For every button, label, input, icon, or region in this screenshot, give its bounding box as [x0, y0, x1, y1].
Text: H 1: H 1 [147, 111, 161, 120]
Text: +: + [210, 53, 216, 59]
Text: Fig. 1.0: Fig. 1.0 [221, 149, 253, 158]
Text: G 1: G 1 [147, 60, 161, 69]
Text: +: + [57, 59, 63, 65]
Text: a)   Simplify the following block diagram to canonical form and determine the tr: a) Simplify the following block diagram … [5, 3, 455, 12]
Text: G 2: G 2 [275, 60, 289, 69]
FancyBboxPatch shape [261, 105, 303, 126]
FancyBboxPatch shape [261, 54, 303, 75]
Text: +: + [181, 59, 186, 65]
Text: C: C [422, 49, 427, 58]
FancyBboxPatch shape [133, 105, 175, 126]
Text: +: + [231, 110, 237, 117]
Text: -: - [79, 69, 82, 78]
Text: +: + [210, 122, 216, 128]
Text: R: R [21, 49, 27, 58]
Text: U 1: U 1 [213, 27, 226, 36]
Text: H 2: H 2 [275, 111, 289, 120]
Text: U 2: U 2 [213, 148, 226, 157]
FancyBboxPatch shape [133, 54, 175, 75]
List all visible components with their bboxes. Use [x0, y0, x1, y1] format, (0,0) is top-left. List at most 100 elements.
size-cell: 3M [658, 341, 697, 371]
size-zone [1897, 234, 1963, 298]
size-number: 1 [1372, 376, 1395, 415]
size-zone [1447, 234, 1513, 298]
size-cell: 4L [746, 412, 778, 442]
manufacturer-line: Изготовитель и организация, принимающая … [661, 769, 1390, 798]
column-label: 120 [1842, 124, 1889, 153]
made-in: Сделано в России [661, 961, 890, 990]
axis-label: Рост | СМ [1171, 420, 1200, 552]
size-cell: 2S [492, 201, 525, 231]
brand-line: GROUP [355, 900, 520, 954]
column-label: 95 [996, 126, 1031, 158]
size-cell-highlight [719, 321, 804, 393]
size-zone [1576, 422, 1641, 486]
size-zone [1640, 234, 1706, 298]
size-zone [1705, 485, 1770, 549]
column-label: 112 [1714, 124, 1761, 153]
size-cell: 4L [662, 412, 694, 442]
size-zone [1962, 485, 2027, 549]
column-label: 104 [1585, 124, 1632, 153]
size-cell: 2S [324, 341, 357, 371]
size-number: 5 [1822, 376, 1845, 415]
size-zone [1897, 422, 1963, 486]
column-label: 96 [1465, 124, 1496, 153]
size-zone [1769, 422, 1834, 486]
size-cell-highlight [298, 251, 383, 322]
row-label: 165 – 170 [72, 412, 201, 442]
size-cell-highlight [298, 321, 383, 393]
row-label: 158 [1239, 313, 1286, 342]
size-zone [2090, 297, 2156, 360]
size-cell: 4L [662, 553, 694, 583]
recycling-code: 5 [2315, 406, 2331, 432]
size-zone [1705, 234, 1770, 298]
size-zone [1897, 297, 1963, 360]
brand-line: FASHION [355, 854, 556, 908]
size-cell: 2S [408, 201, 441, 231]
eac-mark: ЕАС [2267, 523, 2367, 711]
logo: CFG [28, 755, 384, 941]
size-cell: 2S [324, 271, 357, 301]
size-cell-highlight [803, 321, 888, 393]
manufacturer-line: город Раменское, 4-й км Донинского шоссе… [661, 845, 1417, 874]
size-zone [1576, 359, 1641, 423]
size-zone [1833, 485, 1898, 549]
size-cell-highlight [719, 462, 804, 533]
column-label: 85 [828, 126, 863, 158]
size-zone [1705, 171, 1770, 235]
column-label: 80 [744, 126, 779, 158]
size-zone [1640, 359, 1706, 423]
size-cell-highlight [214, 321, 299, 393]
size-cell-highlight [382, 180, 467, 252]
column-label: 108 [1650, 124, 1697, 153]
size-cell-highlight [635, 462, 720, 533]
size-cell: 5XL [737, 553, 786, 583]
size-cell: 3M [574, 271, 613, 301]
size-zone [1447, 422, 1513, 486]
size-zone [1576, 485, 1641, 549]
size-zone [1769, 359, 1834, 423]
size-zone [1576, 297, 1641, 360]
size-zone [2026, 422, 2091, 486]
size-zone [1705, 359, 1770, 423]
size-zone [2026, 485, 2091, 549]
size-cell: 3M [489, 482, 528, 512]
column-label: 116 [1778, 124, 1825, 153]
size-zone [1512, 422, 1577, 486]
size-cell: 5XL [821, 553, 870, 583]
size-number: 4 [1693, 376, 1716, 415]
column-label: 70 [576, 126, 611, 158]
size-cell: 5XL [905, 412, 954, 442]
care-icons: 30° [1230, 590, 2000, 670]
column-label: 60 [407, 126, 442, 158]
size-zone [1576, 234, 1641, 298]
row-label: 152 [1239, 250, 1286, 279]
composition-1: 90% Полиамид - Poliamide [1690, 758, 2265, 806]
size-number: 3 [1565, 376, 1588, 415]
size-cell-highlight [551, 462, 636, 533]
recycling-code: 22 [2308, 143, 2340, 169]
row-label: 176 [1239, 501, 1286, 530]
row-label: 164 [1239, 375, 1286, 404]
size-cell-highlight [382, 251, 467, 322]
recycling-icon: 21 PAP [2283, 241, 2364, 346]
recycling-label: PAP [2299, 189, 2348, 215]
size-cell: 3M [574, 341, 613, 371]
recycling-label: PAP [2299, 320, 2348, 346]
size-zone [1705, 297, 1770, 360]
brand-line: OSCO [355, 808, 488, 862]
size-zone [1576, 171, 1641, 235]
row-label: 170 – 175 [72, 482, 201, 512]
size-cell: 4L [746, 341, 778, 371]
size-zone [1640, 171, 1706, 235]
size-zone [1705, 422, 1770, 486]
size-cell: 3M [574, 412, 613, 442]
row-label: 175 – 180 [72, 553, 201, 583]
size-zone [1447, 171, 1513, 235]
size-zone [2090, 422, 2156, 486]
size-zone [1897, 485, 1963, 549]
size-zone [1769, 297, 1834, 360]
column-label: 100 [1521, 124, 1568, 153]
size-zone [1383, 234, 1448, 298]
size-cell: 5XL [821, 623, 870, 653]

○ ○ ○

# YOUR OBJECTIVE:
Please reproduce all of the records above, swapping "row-label" for "row-heading" wherever it occurs and keeping every other character the same.

# PROBLEM SOLUTION:
For every button, label, input, icon, or region in this screenshot, give its bounding box as [x0, y0, x1, y1].
Text: H 1: H 1 [147, 111, 161, 120]
Text: +: + [210, 53, 216, 59]
Text: Fig. 1.0: Fig. 1.0 [221, 149, 253, 158]
Text: G 1: G 1 [147, 60, 161, 69]
Text: +: + [57, 59, 63, 65]
Text: a)   Simplify the following block diagram to canonical form and determine the tr: a) Simplify the following block diagram … [5, 3, 455, 12]
Text: G 2: G 2 [275, 60, 289, 69]
FancyBboxPatch shape [261, 105, 303, 126]
FancyBboxPatch shape [261, 54, 303, 75]
Text: +: + [181, 59, 186, 65]
Text: C: C [422, 49, 427, 58]
FancyBboxPatch shape [133, 105, 175, 126]
Text: +: + [231, 110, 237, 117]
Text: -: - [79, 69, 82, 78]
Text: +: + [210, 122, 216, 128]
Text: R: R [21, 49, 27, 58]
Text: U 1: U 1 [213, 27, 226, 36]
Text: H 2: H 2 [275, 111, 289, 120]
Text: U 2: U 2 [213, 148, 226, 157]
FancyBboxPatch shape [133, 54, 175, 75]
List all visible components with their bboxes. Use [x0, y0, x1, y1] format, (0,0) is top-left. List at most 100 elements.
size-cell: 3M [658, 341, 697, 371]
size-zone [1897, 234, 1963, 298]
size-number: 1 [1372, 376, 1395, 415]
size-zone [1447, 234, 1513, 298]
size-cell: 4L [746, 412, 778, 442]
manufacturer-line: Изготовитель и организация, принимающая … [661, 769, 1390, 798]
column-label: 120 [1842, 124, 1889, 153]
made-in: Сделано в России [661, 961, 890, 990]
axis-label: Рост | СМ [1171, 420, 1200, 552]
size-cell: 2S [492, 201, 525, 231]
brand-line: GROUP [355, 900, 520, 954]
column-label: 95 [996, 126, 1031, 158]
size-cell-highlight [719, 321, 804, 393]
size-zone [1576, 422, 1641, 486]
size-zone [1640, 234, 1706, 298]
size-zone [1705, 485, 1770, 549]
column-label: 112 [1714, 124, 1761, 153]
size-cell: 4L [662, 412, 694, 442]
size-zone [1962, 485, 2027, 549]
column-label: 104 [1585, 124, 1632, 153]
size-cell: 2S [324, 341, 357, 371]
size-number: 5 [1822, 376, 1845, 415]
size-zone [1897, 422, 1963, 486]
column-label: 96 [1465, 124, 1496, 153]
size-zone [1769, 422, 1834, 486]
size-cell-highlight [298, 251, 383, 322]
row-heading: 165 – 170 [72, 412, 201, 442]
size-cell-highlight [298, 321, 383, 393]
row-heading: 158 [1239, 313, 1286, 342]
size-zone [2090, 297, 2156, 360]
size-cell: 4L [662, 553, 694, 583]
recycling-code: 5 [2315, 406, 2331, 432]
size-zone [1705, 234, 1770, 298]
size-zone [1897, 297, 1963, 360]
brand-line: FASHION [355, 854, 556, 908]
size-cell: 2S [408, 201, 441, 231]
eac-mark: ЕАС [2267, 523, 2367, 711]
logo: CFG [28, 755, 384, 941]
size-cell: 2S [324, 271, 357, 301]
size-cell-highlight [803, 321, 888, 393]
manufacturer-line: город Раменское, 4-й км Донинского шоссе… [661, 845, 1417, 874]
size-zone [1576, 359, 1641, 423]
size-zone [1833, 485, 1898, 549]
size-cell-highlight [719, 462, 804, 533]
column-label: 85 [828, 126, 863, 158]
size-zone [1705, 171, 1770, 235]
column-label: 80 [744, 126, 779, 158]
size-zone [1640, 359, 1706, 423]
size-cell-highlight [214, 321, 299, 393]
size-cell-highlight [382, 180, 467, 252]
column-label: 108 [1650, 124, 1697, 153]
size-cell-highlight [635, 462, 720, 533]
size-cell: 5XL [737, 553, 786, 583]
size-cell: 3M [574, 271, 613, 301]
size-zone [1447, 422, 1513, 486]
size-zone [1576, 485, 1641, 549]
size-zone [1769, 359, 1834, 423]
size-zone [1576, 297, 1641, 360]
size-zone [2026, 422, 2091, 486]
size-zone [1705, 359, 1770, 423]
size-zone [2026, 485, 2091, 549]
size-cell: 3M [489, 482, 528, 512]
column-label: 116 [1778, 124, 1825, 153]
size-zone [1512, 422, 1577, 486]
size-cell: 5XL [821, 553, 870, 583]
size-number: 4 [1693, 376, 1716, 415]
column-label: 70 [576, 126, 611, 158]
size-cell: 5XL [905, 412, 954, 442]
care-icons: 30° [1230, 590, 2000, 670]
column-label: 60 [407, 126, 442, 158]
size-zone [1576, 234, 1641, 298]
row-heading: 152 [1239, 250, 1286, 279]
composition-1: 90% Полиамид - Poliamide [1690, 758, 2265, 806]
size-number: 3 [1565, 376, 1588, 415]
size-cell-highlight [551, 462, 636, 533]
recycling-code: 22 [2308, 143, 2340, 169]
row-heading: 176 [1239, 501, 1286, 530]
row-heading: 164 [1239, 375, 1286, 404]
size-cell-highlight [382, 251, 467, 322]
recycling-icon: 21 PAP [2283, 241, 2364, 346]
recycling-label: PAP [2299, 189, 2348, 215]
size-cell: 3M [574, 341, 613, 371]
recycling-label: PAP [2299, 320, 2348, 346]
size-zone [1705, 297, 1770, 360]
brand-line: OSCO [355, 808, 488, 862]
size-zone [1576, 171, 1641, 235]
row-heading: 170 – 175 [72, 482, 201, 512]
size-cell: 4L [746, 341, 778, 371]
size-zone [1640, 171, 1706, 235]
size-zone [1705, 422, 1770, 486]
size-cell: 3M [574, 412, 613, 442]
row-heading: 175 – 180 [72, 553, 201, 583]
size-zone [1447, 171, 1513, 235]
size-zone [2090, 422, 2156, 486]
size-zone [1897, 485, 1963, 549]
size-zone [1769, 297, 1834, 360]
column-label: 100 [1521, 124, 1568, 153]
size-zone [1383, 234, 1448, 298]
size-cell: 5XL [821, 623, 870, 653]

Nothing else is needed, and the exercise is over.